- [Task instructions]
Copy down all of the data underneath, exactly as shown.

::: Supplied information :::

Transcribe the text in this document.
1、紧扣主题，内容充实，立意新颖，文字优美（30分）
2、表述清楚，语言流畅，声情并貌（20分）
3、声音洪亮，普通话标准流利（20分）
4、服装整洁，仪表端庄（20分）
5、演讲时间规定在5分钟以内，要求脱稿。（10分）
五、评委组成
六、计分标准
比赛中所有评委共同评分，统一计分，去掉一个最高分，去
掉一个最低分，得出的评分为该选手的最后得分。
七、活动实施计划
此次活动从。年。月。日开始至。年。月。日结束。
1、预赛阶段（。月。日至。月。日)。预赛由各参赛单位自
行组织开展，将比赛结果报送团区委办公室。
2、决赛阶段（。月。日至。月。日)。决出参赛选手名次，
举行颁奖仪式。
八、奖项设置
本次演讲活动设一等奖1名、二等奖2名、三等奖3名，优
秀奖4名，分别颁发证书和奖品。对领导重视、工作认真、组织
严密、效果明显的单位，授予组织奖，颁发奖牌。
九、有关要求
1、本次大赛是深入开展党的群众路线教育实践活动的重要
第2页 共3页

:::

- [Solved problem]
Transcribe the text in this document.
1、紧扣主题，内容充实，立意新颖，文字优美（30分）
2、表述清楚，语言流畅，声情并貌（20分）
3、声音洪亮，普通话标准流利（20分）
4、服装整洁，仪表端庄（20分）
5、演讲时间规定在5分钟以内，要求脱稿。（10分）
五、评委组成
六、计分标准
比赛中所有评委共同评分，统一计分，去掉一个最高分，去
掉一个最低分，得出的评分为该选手的最后得分。
七、活动实施计划
此次活动从。年。月。日开始至。年。月。日结束。
1、预赛阶段（。月。日至。月。日)。预赛由各参赛单位自
行组织开展，将比赛结果报送团区委办公室。
2、决赛阶段（。月。日至。月。日)。决出参赛选手名次，
举行颁奖仪式。
八、奖项设置
本次演讲活动设一等奖1名、二等奖2名、三等奖3名，优
秀奖4名，分别颁发证书和奖品。对领导重视、工作认真、组织
严密、效果明显的单位，授予组织奖，颁发奖牌。
九、有关要求
1、本次大赛是深入开展党的群众路线教育实践活动的重要
第2页 共3页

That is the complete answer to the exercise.